> [Listing]
<<<<

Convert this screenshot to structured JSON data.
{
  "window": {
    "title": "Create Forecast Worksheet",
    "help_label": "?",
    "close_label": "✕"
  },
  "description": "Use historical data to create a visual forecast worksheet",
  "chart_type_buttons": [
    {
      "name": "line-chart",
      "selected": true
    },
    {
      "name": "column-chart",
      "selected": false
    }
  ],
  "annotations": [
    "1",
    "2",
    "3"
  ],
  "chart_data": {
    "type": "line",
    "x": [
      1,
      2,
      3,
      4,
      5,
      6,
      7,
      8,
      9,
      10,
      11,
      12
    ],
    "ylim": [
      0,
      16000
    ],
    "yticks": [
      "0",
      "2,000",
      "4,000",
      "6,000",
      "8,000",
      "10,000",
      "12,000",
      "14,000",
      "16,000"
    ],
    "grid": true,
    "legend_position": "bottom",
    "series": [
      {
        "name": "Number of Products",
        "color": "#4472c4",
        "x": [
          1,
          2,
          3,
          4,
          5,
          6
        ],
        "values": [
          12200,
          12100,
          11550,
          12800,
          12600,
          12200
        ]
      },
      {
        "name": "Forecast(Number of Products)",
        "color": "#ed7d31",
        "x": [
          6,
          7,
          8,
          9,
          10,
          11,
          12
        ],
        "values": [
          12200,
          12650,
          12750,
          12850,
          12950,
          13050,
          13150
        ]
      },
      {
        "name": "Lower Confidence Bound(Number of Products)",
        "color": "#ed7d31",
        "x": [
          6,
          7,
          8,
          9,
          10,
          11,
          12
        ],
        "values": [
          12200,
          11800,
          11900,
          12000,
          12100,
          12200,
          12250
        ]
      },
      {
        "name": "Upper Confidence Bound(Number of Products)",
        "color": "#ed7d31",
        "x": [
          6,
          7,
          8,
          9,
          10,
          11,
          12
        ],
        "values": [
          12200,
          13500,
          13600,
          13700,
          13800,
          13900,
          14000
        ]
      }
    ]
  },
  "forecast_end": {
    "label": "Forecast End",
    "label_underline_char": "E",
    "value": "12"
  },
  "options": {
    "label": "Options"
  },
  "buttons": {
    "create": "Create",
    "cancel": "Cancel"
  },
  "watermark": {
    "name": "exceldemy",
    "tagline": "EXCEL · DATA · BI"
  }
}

>>>>

> [Written problem]
Copy down the material exactly as written.

> [Task solution]
Convert this screenshot to structured JSON data.
{
  "window": {
    "title": "Create Forecast Worksheet",
    "help_label": "?",
    "close_label": "✕"
  },
  "description": "Use historical data to create a visual forecast worksheet",
  "chart_type_buttons": [
    {
      "name": "line-chart",
      "selected": true
    },
    {
      "name": "column-chart",
      "selected": false
    }
  ],
  "annotations": [
    "1",
    "2",
    "3"
  ],
  "chart_data": {
    "type": "line",
    "x": [
      1,
      2,
      3,
      4,
      5,
      6,
      7,
      8,
      9,
      10,
      11,
      12
    ],
    "ylim": [
      0,
      16000
    ],
    "yticks": [
      "0",
      "2,000",
      "4,000",
      "6,000",
      "8,000",
      "10,000",
      "12,000",
      "14,000",
      "16,000"
    ],
    "grid": true,
    "legend_position": "bottom",
    "series": [
      {
        "name": "Number of Products",
        "color": "#4472c4",
        "x": [
          1,
          2,
          3,
          4,
          5,
          6
        ],
        "values": [
          12200,
          12100,
          11550,
          12800,
          12600,
          12200
        ]
      },
      {
        "name": "Forecast(Number of Products)",
        "color": "#ed7d31",
        "x": [
          6,
          7,
          8,
          9,
          10,
          11,
          12
        ],
        "values": [
          12200,
          12650,
          12750,
          12850,
          12950,
          13050,
          13150
        ]
      },
      {
        "name": "Lower Confidence Bound(Number of Products)",
        "color": "#ed7d31",
        "x": [
          6,
          7,
          8,
          9,
          10,
          11,
          12
        ],
        "values": [
          12200,
          11800,
          11900,
          12000,
          12100,
          12200,
          12250
        ]
      },
      {
        "name": "Upper Confidence Bound(Number of Products)",
        "color": "#ed7d31",
        "x": [
          6,
          7,
          8,
          9,
          10,
          11,
          12
        ],
        "values": [
          12200,
          13500,
          13600,
          13700,
          13800,
          13900,
          14000
        ]
      }
    ]
  },
  "forecast_end": {
    "label": "Forecast End",
    "label_underline_char": "E",
    "value": "12"
  },
  "options": {
    "label": "Options"
  },
  "buttons": {
    "create": "Create",
    "cancel": "Cancel"
  },
  "watermark": {
    "name": "exceldemy",
    "tagline": "EXCEL · DATA · BI"
  }
}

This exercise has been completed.